SHORT PROBLEM -
Set down, word for word, the stretch of lines from the one containing "Convert this document image to plain text." to the end of the records below.
--- BEGIN EXERCISE INPUTS ---
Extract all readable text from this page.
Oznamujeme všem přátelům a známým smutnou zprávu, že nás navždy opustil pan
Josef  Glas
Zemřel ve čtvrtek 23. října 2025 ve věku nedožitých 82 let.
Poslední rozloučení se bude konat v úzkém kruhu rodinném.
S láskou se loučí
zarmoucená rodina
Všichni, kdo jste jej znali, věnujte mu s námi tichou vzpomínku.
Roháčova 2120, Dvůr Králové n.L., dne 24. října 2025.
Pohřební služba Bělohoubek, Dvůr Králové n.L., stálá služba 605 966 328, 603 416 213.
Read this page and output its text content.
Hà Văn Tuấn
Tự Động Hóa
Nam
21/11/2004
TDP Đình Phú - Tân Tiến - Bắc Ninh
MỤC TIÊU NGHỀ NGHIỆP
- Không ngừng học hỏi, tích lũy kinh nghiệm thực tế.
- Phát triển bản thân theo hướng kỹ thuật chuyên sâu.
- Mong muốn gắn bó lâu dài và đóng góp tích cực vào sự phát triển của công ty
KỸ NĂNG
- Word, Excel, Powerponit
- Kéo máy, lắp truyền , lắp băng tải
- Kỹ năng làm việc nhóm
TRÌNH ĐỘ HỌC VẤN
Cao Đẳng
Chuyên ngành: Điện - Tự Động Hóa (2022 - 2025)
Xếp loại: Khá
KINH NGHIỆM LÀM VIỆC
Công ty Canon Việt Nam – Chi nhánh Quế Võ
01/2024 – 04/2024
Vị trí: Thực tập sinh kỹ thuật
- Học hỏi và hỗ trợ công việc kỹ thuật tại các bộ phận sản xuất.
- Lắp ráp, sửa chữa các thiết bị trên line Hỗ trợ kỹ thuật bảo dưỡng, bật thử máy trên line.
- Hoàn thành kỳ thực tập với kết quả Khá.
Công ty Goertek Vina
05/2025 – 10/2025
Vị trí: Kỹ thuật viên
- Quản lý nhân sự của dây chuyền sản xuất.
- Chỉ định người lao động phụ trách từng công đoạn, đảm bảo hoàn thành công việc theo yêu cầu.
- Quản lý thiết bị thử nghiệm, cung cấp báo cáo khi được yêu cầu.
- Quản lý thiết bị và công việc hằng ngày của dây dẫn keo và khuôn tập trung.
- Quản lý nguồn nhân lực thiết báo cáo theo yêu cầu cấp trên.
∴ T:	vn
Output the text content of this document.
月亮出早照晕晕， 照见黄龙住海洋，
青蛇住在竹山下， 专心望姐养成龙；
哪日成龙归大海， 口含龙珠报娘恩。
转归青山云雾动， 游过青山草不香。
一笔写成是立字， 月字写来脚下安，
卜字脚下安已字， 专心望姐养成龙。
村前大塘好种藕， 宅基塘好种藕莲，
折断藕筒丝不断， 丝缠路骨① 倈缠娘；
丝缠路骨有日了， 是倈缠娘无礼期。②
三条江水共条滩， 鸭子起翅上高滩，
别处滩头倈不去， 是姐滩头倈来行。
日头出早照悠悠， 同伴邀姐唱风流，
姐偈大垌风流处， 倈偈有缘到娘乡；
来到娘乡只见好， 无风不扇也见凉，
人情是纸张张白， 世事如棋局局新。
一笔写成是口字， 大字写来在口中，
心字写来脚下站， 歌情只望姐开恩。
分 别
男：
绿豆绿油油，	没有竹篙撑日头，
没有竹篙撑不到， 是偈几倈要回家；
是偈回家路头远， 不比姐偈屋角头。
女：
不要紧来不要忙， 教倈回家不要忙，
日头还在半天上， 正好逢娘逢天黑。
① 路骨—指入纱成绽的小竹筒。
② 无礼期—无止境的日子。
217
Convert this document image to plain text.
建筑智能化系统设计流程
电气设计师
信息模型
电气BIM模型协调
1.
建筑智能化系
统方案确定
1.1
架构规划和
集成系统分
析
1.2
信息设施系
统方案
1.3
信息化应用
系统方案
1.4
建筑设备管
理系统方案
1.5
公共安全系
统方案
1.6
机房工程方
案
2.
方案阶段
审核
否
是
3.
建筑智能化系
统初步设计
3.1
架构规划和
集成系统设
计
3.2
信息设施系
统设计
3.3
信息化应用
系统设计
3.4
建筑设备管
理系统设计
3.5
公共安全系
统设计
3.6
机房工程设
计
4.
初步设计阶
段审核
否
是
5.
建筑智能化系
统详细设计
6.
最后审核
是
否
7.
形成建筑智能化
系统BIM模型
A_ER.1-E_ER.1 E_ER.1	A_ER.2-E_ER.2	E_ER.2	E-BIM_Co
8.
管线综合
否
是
--- END EXERCISE INPUTS ---
EXPECTED OUTPUT -
Convert this document image to plain text.
建筑智能化系统设计流程
电气设计师
信息模型
电气BIM模型协调
1.
建筑智能化系
统方案确定
1.1
架构规划和
集成系统分
析
1.2
信息设施系
统方案
1.3
信息化应用
系统方案
1.4
建筑设备管
理系统方案
1.5
公共安全系
统方案
1.6
机房工程方
案
2.
方案阶段
审核
否
是
3.
建筑智能化系
统初步设计
3.1
架构规划和
集成系统设
计
3.2
信息设施系
统设计
3.3
信息化应用
系统设计
3.4
建筑设备管
理系统设计
3.5
公共安全系
统设计
3.6
机房工程设
计
4.
初步设计阶
段审核
否
是
5.
建筑智能化系
统详细设计
6.
最后审核
是
否
7.
形成建筑智能化
系统BIM模型
A_ER.1-E_ER.1 E_ER.1	A_ER.2-E_ER.2	E_ER.2	E-BIM_Co
8.
管线综合
否
是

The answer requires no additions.